[Items from a figure collection]
::::::::
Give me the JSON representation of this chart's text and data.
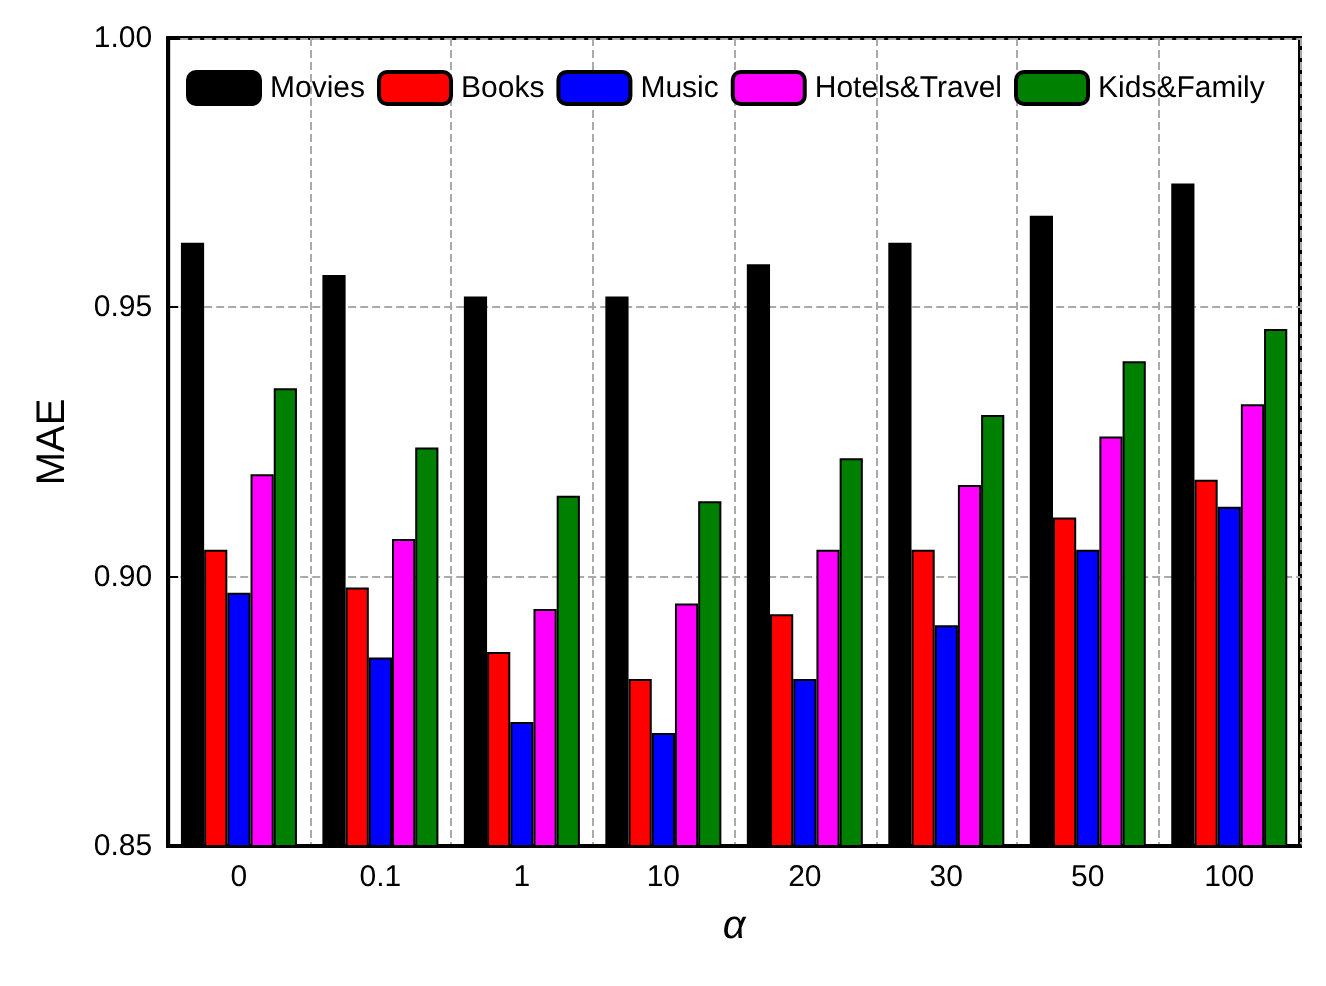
{
  "chart_data": {
    "type": "bar",
    "xlabel": "α",
    "ylabel": "MAE",
    "categories": [
      "0",
      "0.1",
      "1",
      "10",
      "20",
      "30",
      "50",
      "100"
    ],
    "series": [
      {
        "name": "Movies",
        "color": "#000000",
        "values": [
          0.962,
          0.956,
          0.952,
          0.952,
          0.958,
          0.962,
          0.967,
          0.973
        ]
      },
      {
        "name": "Books",
        "color": "#ff0000",
        "values": [
          0.905,
          0.898,
          0.886,
          0.881,
          0.893,
          0.905,
          0.911,
          0.918
        ]
      },
      {
        "name": "Music",
        "color": "#0000ff",
        "values": [
          0.897,
          0.885,
          0.873,
          0.871,
          0.881,
          0.891,
          0.905,
          0.913
        ]
      },
      {
        "name": "Hotels&Travel",
        "color": "#ff00ff",
        "values": [
          0.919,
          0.907,
          0.894,
          0.895,
          0.905,
          0.917,
          0.926,
          0.932
        ]
      },
      {
        "name": "Kids&Family",
        "color": "#008000",
        "values": [
          0.935,
          0.924,
          0.915,
          0.914,
          0.922,
          0.93,
          0.94,
          0.946
        ]
      }
    ],
    "ylim": [
      0.85,
      1.0
    ],
    "yticks": [
      {
        "value": 0.85,
        "label": "0.85"
      },
      {
        "value": 0.9,
        "label": "0.90"
      },
      {
        "value": 0.95,
        "label": "0.95"
      },
      {
        "value": 1.0,
        "label": "1.00"
      }
    ],
    "grid": true,
    "legend": "top"
  }
}
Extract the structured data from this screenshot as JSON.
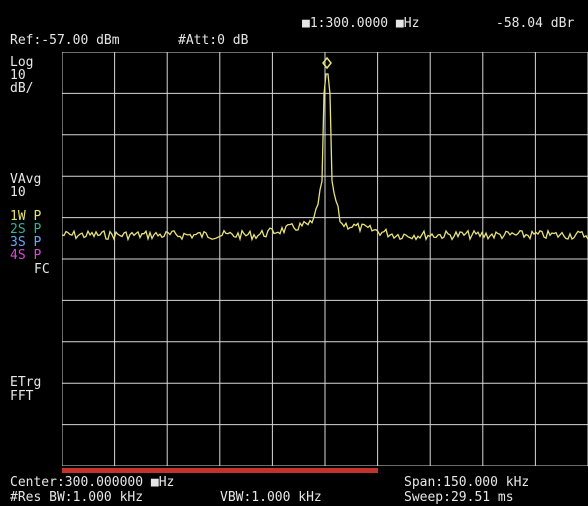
{
  "header": {
    "marker_readout": "■1:300.0000 ■Hz",
    "marker_level": "-58.04 dBr",
    "ref_level": "Ref:-57.00 dBm",
    "attenuation": "#Att:0 dB"
  },
  "sidebar": {
    "scale_type": "Log",
    "scale_value": "10",
    "scale_unit": "dB/",
    "avg_label": "VAvg",
    "avg_value": "10",
    "traces": [
      {
        "label": "1W P",
        "color": "#e5e36a"
      },
      {
        "label": "2S P",
        "color": "#2fb39a"
      },
      {
        "label": "3S P",
        "color": "#6aa5ff"
      },
      {
        "label": "4S P",
        "color": "#d64bd6"
      }
    ],
    "fc_label": "FC",
    "trigger_label": "ETrg",
    "fft_label": "FFT"
  },
  "footer": {
    "center_freq": "Center:300.000000 ■Hz",
    "span": "Span:150.000 kHz",
    "rbw": "#Res BW:1.000 kHz",
    "vbw": "VBW:1.000 kHz",
    "sweep": "Sweep:29.51 ms",
    "sweep_progress": 0.6
  },
  "colors": {
    "trace": "#e8e27a",
    "grid": "#d8d8d8",
    "background": "#000000",
    "progress": "#c4332b"
  },
  "icons": {
    "marker": "marker-diamond-icon"
  }
}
::::::::
→ TASK INSTRUCTIONS
For this exercise, gather every line of the data that contains the word "name".

→ ANSWER BELOW
        "name": "Movies",
        "name": "Books",
        "name": "Music",
        "name": "Hotels&Travel",
        "name": "Kids&Family",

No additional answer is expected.